*Document section*
****************
Antoine Michel is a French actor.

Originating from Paris, France, Michel has been featured in commercials and magazine ads since he was five. As a teenager, he toured all of France in various theatre companies.

His breakthrough role came in 2002 in Fabrice Cazeneuve's film You'll Get Over It.

Antoine, now works regularly in films and TV series mostly in France.

He is best known for playing intense characters like the boxer in You'll Get Over It, the Jihadist in L'Equilibre de la Terreur or the psychopath in Meurtres à Rocamadour.
****************
*Work task 1*
Answer these questions from the biography of Antoine Michel:
(a) Since what age has Michel been featured in commercials and magazine ads?
(b) In what year did his breakthrough role come?
(c) Which character did he play in Meurtres à Rocamadour?
*Work task 2*
Rewrite the part of the Antoine Michel biography starting with "His breakthrough role" and going on through "Meurtres à Rocamadour.", putting "fighter" in place of "boxer".
****************
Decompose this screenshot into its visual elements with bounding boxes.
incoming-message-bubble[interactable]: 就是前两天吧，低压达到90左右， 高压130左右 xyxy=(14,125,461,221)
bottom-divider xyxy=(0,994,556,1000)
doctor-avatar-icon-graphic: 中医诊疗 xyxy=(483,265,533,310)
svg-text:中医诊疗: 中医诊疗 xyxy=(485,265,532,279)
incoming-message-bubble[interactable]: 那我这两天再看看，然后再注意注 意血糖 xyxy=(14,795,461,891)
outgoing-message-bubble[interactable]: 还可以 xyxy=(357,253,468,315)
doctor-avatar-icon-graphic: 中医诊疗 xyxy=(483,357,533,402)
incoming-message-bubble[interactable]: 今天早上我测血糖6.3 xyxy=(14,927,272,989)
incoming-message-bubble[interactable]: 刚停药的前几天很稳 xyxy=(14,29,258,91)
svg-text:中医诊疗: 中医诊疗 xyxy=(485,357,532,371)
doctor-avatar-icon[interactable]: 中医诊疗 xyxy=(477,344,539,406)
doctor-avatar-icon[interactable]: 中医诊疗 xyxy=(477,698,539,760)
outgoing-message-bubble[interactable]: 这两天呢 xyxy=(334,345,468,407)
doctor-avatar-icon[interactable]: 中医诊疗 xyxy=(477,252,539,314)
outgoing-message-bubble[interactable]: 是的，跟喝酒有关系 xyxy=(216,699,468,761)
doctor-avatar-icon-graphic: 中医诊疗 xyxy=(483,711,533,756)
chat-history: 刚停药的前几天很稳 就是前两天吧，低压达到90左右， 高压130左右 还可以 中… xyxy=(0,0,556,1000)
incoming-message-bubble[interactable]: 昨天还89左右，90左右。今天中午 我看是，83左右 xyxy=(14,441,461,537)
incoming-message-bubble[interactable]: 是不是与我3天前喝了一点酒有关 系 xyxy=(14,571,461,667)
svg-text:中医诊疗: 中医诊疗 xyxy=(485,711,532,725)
****************
*Final answer 1*
(a) Since he was five.
(b) 2002.
(c) The psychopath.

*Final answer 2*
His breakthrough role came in 2002 in Fabrice Cazeneuve's film You'll Get Over It.

Antoine, now works regularly in films and TV series mostly in France.

He is best known for playing intense characters like the fighter in You'll Get Over It, the Jihadist in L'Equilibre de la Terreur or the psychopath in Meurtres à Rocamadour.